## Tasks to perform
(a) In the editorial marking the Ukrainian National Association's fiftieth anniversary, in which town was the association founded?
(b) Write the next part of the Ukrainian National Association anniversary editorials, starting after their last sentence.

## Document text

UNA anniversaries from the past: a look back at 1944, 1969 and 1994


Following are the texts of editorials from The Ukrainian Weekly written on the occasions of the 50th, 75th and 100th anniversaries of the Ukrainian National Association.


Fifty Years of Service

Fifty years ago, on February 22, 1894, a group of early Ukrainian immigrants met in Shamokin, Pa., and there founded a fraternal mutual benefit society which became known as the Ukrainian National Association. Their primary purpose was to provide insurance protection for those dependent upon them in the event of their death. With the passage of years and the development of Ukrainian American life, however, the organization took on an added and more diverse character. Besides providing its members with various forms of modern life insurance, it became the foundation of their fraternal and cultural activities.

Today, as the largest Ukrainian organization of its kind on this continent, the UNA, as it is popularly known, has over 42,000 members in 467 different lodges throughout the country and in Canada. Its assets are about $7.5 million, which represents about $2 million over and above statutory standards. To date it has paid out approximately $6.5 million in death benefits. In addition, it publishes in Ukrainian the daily Svoboda (founded 1893) and in English The Ukrainian Weekly (1933). All this is the product of mutual and cooperative efforts of its members, and it is on this broadly democratic basis that the UNA rests, with each member having an equal voice through his lodge and the quadrennial conventions in the organization's policies and management.

In examining the development of the Ukrainian National Association for the past 50 years one finds that, aside from its primary objective of providing insurance protection to its members and promoting fraternal relations among them, the UNA has also been active in (a) serving America in peace and war, and (b) helping Ukraine regain her national freedom.

In those years for example, when Ukrainian immigrants were landing on these shores the UNA conducted an intensive and successful campaign among them stressing the benefits as well as obligations of American citizenship. One result of this Americanizing program conducted by the UNA was that during the last war, when the Ukrainian immigrants, mostly of poor but sturdy and thrifty peasant stock, were struggling to make their first difficult adjustment to their new and strange environment, when as a nationality group they were the least numerous and least known, they managed nevertheless to achieve the distinction of ranking a notable contribution to America's war effort then (Literary Digest, November 1919). For this the UNA, as the outstanding Ukrainian American organization then as now, deserves considerable credit.

## Excerpted data
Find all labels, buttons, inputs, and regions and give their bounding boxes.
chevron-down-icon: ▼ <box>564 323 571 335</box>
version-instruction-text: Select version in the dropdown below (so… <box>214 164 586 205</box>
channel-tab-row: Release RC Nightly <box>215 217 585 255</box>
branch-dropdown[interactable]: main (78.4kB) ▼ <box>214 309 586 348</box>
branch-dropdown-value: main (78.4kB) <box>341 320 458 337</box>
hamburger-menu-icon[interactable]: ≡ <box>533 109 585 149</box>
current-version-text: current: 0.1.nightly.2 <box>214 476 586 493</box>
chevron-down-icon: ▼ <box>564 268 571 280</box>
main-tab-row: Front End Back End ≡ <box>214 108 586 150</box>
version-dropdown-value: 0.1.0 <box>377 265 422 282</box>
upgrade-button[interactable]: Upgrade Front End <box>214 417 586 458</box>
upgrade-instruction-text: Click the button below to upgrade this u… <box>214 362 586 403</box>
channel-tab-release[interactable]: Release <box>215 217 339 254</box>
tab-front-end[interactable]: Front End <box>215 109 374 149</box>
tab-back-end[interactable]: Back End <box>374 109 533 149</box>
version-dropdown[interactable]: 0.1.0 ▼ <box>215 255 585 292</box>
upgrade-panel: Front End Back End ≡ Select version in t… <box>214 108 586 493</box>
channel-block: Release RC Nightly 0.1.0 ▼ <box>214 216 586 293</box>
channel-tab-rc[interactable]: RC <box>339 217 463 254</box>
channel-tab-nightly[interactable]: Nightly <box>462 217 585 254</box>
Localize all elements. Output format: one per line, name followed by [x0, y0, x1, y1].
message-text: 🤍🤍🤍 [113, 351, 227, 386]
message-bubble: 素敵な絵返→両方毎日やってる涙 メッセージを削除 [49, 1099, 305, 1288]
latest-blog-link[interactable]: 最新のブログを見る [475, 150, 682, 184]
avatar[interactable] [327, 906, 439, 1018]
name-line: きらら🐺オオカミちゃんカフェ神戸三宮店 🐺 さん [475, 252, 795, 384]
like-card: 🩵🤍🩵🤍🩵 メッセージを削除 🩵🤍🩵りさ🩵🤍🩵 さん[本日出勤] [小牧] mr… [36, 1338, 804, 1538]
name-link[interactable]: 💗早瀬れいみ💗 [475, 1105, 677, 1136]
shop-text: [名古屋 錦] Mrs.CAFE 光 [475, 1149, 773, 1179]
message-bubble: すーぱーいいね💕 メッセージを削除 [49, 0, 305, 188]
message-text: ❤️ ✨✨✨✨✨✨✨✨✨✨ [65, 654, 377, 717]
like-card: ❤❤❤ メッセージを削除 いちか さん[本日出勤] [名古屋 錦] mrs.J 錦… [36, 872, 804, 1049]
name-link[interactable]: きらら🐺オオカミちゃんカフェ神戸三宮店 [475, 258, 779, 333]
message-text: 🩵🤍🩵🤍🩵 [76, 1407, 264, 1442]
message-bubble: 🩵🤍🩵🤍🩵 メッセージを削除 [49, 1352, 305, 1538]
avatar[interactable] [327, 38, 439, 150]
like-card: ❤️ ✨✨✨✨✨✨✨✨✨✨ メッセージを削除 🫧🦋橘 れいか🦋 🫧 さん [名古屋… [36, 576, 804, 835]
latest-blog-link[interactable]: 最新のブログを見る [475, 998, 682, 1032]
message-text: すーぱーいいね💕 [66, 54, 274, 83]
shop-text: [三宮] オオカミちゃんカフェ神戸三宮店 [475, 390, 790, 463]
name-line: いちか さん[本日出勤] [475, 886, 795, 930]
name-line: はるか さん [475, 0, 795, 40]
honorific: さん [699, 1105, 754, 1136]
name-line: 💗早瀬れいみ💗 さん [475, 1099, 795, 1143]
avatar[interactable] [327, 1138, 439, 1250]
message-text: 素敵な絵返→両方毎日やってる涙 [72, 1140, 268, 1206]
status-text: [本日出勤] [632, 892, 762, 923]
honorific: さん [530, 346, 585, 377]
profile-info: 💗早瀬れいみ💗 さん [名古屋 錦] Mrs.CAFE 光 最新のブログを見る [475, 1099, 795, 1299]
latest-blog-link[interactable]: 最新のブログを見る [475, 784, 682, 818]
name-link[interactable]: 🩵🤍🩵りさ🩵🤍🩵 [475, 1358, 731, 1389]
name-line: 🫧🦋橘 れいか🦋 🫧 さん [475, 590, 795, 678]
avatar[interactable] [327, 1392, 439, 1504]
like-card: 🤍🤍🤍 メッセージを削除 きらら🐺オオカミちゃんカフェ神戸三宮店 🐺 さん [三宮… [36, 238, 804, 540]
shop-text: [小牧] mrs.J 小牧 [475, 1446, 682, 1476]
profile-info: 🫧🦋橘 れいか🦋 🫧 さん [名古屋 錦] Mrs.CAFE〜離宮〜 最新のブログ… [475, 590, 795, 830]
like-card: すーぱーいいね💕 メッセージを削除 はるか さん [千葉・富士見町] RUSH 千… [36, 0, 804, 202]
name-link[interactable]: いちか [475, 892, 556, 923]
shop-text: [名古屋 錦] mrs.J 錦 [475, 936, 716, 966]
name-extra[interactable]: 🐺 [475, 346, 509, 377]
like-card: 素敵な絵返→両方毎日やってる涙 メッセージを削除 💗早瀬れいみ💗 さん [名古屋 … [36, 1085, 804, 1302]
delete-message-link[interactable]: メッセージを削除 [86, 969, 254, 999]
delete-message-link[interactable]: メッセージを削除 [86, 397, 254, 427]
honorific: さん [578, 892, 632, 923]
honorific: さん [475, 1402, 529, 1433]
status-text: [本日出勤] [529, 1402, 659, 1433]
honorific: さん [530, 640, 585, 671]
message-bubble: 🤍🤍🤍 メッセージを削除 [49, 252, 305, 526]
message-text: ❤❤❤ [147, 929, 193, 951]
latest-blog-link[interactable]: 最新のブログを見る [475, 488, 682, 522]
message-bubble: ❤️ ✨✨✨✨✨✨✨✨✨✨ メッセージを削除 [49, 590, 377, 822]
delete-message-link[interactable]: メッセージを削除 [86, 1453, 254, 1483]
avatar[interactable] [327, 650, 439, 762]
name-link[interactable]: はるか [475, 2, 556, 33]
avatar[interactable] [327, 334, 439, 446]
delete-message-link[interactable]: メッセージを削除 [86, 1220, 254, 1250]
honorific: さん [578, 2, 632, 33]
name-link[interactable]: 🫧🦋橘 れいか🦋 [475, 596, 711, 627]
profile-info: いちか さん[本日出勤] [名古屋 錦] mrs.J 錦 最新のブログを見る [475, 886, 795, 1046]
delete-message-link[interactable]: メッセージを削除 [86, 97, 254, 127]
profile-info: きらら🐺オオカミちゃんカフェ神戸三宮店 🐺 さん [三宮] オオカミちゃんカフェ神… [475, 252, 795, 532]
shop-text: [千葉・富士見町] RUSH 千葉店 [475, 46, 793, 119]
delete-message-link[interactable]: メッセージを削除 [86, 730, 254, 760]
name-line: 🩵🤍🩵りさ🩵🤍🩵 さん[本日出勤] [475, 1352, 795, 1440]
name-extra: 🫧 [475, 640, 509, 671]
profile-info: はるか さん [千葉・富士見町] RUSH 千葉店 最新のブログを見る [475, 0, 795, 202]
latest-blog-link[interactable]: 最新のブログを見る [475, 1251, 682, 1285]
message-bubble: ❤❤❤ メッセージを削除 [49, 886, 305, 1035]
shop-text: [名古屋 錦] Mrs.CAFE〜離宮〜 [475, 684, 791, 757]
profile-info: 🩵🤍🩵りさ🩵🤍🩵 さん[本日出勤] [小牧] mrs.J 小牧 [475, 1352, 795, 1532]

## The replies
(a) Shamokin, Pa.

(b)
By way of another example - in the present war the UNA and its members have purchased War Bonds amounting to over $10 million thus far. As for the number of UNA members in the armed forces of our country, the returns are as yet incomplete; still, out of the total of 467 lodges, 310 have reported, and these 310 UNA lodges list 3,614 of their members in service, of which 1,055 are non-commissioned officers and 187 are commissioned officers; many of them have been decorated for heroism. Naturally, when the remaining 157 lodges make their returns, the above figures will be higher.

In striving to serve America, the UNA has also constantly encouraged the Ukrainian American people, especially their American-born youth, to cultivate here on the free American soil some of the finest and most adaptable elements of their Ukrainian cultural heritage, in order that they may be introduced into American cultural life and thereby help to enrich it.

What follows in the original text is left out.